◆ **MATERIAL TO PROCESS**:
** Start **
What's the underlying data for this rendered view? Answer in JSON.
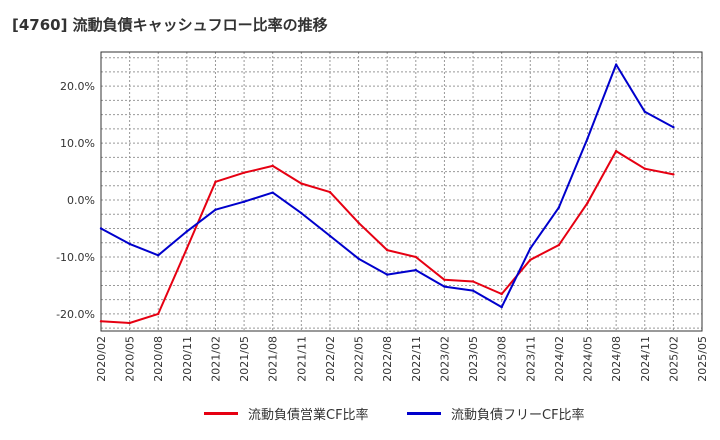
{
  "title": "[4760]  流動負債キャッシュフロー比率の推移",
  "chart_data": {
    "type": "line",
    "title": "[4760]  流動負債キャッシュフロー比率の推移",
    "xlabel": "",
    "ylabel": "",
    "x": [
      "2020/02",
      "2020/05",
      "2020/08",
      "2020/11",
      "2021/02",
      "2021/05",
      "2021/08",
      "2021/11",
      "2022/02",
      "2022/05",
      "2022/08",
      "2022/11",
      "2023/02",
      "2023/05",
      "2023/08",
      "2023/11",
      "2024/02",
      "2024/05",
      "2024/08",
      "2024/11",
      "2025/02",
      "2025/05"
    ],
    "x_ticks": [
      "2020/02",
      "2020/05",
      "2020/08",
      "2020/11",
      "2021/02",
      "2021/05",
      "2021/08",
      "2021/11",
      "2022/02",
      "2022/05",
      "2022/08",
      "2022/11",
      "2023/02",
      "2023/05",
      "2023/08",
      "2023/11",
      "2024/02",
      "2024/05",
      "2024/08",
      "2024/11",
      "2025/02",
      "2025/05"
    ],
    "y_ticks": [
      20,
      10,
      0,
      -10,
      -20
    ],
    "y_tick_labels": [
      "20.0%",
      "10.0%",
      "0.0%",
      "-10.0%",
      "-20.0%"
    ],
    "ylim": [
      -23,
      26
    ],
    "grid": true,
    "legend_position": "bottom",
    "series": [
      {
        "name": "流動負債営業CF比率",
        "color": "#e60012",
        "values": [
          -21.3,
          -21.6,
          -20.0,
          -8.5,
          3.2,
          4.8,
          6.0,
          2.9,
          1.4,
          -4.0,
          -8.8,
          -10.0,
          -14.0,
          -14.3,
          -16.5,
          -10.5,
          -7.9,
          -0.5,
          8.6,
          5.5,
          4.5,
          null
        ]
      },
      {
        "name": "流動負債フリーCF比率",
        "color": "#0000cc",
        "values": [
          -5.0,
          -7.7,
          -9.7,
          -5.5,
          -1.7,
          -0.3,
          1.3,
          -2.3,
          -6.3,
          -10.3,
          -13.1,
          -12.3,
          -15.2,
          -15.9,
          -18.8,
          -8.5,
          -1.3,
          10.8,
          23.8,
          15.5,
          12.8,
          null
        ]
      }
    ]
  }
}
** End **
◆ **TASK REQUIREMENTS**: The material above must be printed exactly, with its pictures left out.

◆ **SOLUTION**:
What's the underlying data for this rendered view? Answer in JSON.
{
  "title": "[4760]  流動負債キャッシュフロー比率の推移",
  "chart_data": {
    "type": "line",
    "title": "[4760]  流動負債キャッシュフロー比率の推移",
    "xlabel": "",
    "ylabel": "",
    "x": [
      "2020/02",
      "2020/05",
      "2020/08",
      "2020/11",
      "2021/02",
      "2021/05",
      "2021/08",
      "2021/11",
      "2022/02",
      "2022/05",
      "2022/08",
      "2022/11",
      "2023/02",
      "2023/05",
      "2023/08",
      "2023/11",
      "2024/02",
      "2024/05",
      "2024/08",
      "2024/11",
      "2025/02",
      "2025/05"
    ],
    "x_ticks": [
      "2020/02",
      "2020/05",
      "2020/08",
      "2020/11",
      "2021/02",
      "2021/05",
      "2021/08",
      "2021/11",
      "2022/02",
      "2022/05",
      "2022/08",
      "2022/11",
      "2023/02",
      "2023/05",
      "2023/08",
      "2023/11",
      "2024/02",
      "2024/05",
      "2024/08",
      "2024/11",
      "2025/02",
      "2025/05"
    ],
    "y_ticks": [
      20,
      10,
      0,
      -10,
      -20
    ],
    "y_tick_labels": [
      "20.0%",
      "10.0%",
      "0.0%",
      "-10.0%",
      "-20.0%"
    ],
    "ylim": [
      -23,
      26
    ],
    "grid": true,
    "legend_position": "bottom",
    "series": [
      {
        "name": "流動負債営業CF比率",
        "color": "#e60012",
        "values": [
          -21.3,
          -21.6,
          -20.0,
          -8.5,
          3.2,
          4.8,
          6.0,
          2.9,
          1.4,
          -4.0,
          -8.8,
          -10.0,
          -14.0,
          -14.3,
          -16.5,
          -10.5,
          -7.9,
          -0.5,
          8.6,
          5.5,
          4.5,
          null
        ]
      },
      {
        "name": "流動負債フリーCF比率",
        "color": "#0000cc",
        "values": [
          -5.0,
          -7.7,
          -9.7,
          -5.5,
          -1.7,
          -0.3,
          1.3,
          -2.3,
          -6.3,
          -10.3,
          -13.1,
          -12.3,
          -15.2,
          -15.9,
          -18.8,
          -8.5,
          -1.3,
          10.8,
          23.8,
          15.5,
          12.8,
          null
        ]
      }
    ]
  }
}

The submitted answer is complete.